**EXTRAIT DU DOCUMENT:**
Le fait que, dans la plupart des pays africains, plus de 70 % des femmes enceintes se rendent à de multiples consultations prénatales est l occasion par excellence de prévenir le paludisme ainsi que d autres maladies prioritaires qui touchent les femmes enceintes.

Dans les zones de transmission stable de P. falciparum, la prévention de l'infection palustre asymptomatique basée sur une approche à deux volets le traitement préventif intermittent et les oustiquaires imprégnées d insecticide aura les meilleurs effets sur la santé :
  • Le traitement préventif intermittent consiste à administrer à toutes les femmes enceintes au moins deux doses de traitement préventif avec un antipaludique efficace lors des consultations prénatales régulières. On a pu vérifier l'innocuité, le caractère économique et l'efficacité de cette approche. Une évaluation du traitement préventif intermittent faite au Malawi a montré qu il s'accompagnait d'une baisse des infections placentaires (de 32 à 23 %) et du nombre des cas de faible poids de naissance (de 23 à 10 %). Elle a également révélé que 75 % de toutes les femmes enceintes recourraient à ce traitement s'il leur était proposé.

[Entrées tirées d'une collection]
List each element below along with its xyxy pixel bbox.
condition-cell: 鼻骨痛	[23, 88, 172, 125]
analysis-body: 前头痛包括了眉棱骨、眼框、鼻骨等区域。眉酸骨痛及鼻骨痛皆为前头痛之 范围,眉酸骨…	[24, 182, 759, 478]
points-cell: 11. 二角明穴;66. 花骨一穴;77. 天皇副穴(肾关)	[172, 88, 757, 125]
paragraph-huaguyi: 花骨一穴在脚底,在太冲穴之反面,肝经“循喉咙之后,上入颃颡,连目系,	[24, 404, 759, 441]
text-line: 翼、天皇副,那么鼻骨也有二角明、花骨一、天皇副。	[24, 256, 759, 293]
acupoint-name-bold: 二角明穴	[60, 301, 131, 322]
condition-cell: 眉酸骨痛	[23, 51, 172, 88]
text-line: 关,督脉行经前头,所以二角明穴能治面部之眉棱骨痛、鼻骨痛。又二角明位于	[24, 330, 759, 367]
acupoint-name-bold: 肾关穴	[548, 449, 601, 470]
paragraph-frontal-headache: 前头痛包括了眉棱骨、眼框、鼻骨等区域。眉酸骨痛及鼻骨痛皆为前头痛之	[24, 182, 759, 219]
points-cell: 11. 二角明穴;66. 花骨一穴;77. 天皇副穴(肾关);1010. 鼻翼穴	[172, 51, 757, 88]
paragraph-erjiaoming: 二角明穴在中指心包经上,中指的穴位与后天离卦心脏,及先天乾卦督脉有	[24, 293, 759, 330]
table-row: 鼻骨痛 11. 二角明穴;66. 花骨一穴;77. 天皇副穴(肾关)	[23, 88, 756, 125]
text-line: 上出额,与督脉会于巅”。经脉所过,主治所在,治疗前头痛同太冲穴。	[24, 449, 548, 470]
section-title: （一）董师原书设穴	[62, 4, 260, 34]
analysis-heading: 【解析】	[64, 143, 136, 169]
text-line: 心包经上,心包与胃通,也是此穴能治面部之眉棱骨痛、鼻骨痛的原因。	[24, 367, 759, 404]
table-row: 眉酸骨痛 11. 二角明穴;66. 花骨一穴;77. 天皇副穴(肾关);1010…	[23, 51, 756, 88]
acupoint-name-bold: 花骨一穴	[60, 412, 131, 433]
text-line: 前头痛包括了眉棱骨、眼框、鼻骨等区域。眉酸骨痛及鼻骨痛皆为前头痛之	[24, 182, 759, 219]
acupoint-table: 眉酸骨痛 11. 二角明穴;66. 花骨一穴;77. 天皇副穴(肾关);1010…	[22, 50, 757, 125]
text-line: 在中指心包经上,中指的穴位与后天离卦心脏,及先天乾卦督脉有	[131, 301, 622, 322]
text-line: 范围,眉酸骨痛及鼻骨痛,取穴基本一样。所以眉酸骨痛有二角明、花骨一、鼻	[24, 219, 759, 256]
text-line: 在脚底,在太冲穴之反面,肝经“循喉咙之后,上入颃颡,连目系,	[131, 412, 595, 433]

**CONSIGNES:**
1. Énumérez les qualités du traitement préventif intermittent que, selon l'extrait sur le paludisme, on a pu vérifier.
2. Prolongez l'extrait sur le paludisme à partir de sa dernière phrase.

**RÉPONSES NUMÉROTÉES:**
1. L'innocuité, le caractère économique et l'efficacité.

2.
  • Les moustiquaires imprégnées d'insecticide permettent de réduire à la fois le nombre des cas de paludisme et le taux de mortalité chez les femmes enceintes et leurs enfants. Une étude portant sur une zone de forte transmission au Kenya a établi que les femmes qui dorment chaque nuit sous une moustiquaire imprégnée d'insecticide pendant leurs quatre premières grossesses ont quatre fois moins d'enfants prématurés ou ayant un faible poids de naissance. L'emploi d'une moustiquaire imprégnée bénéficie en outre au nourrisson qui dort avec sa mère en réduisant son exposition au paludisme. Des moustiquaires imprégnées d'insecticide devraient être remises aux femmes enceintes dès le début de leur grossesse, et leur utilisation devrait être encouragée tout au long de la grossesse et pendant la période post-partum. Les programmes d'éducation pour la santé, le marketing social et les pressions exercées pour abaisser le prix des moustiquaires et de leur réimprégnation contribuent à inciter les femmes enceintes à se servir des moustiquaires imprégnées.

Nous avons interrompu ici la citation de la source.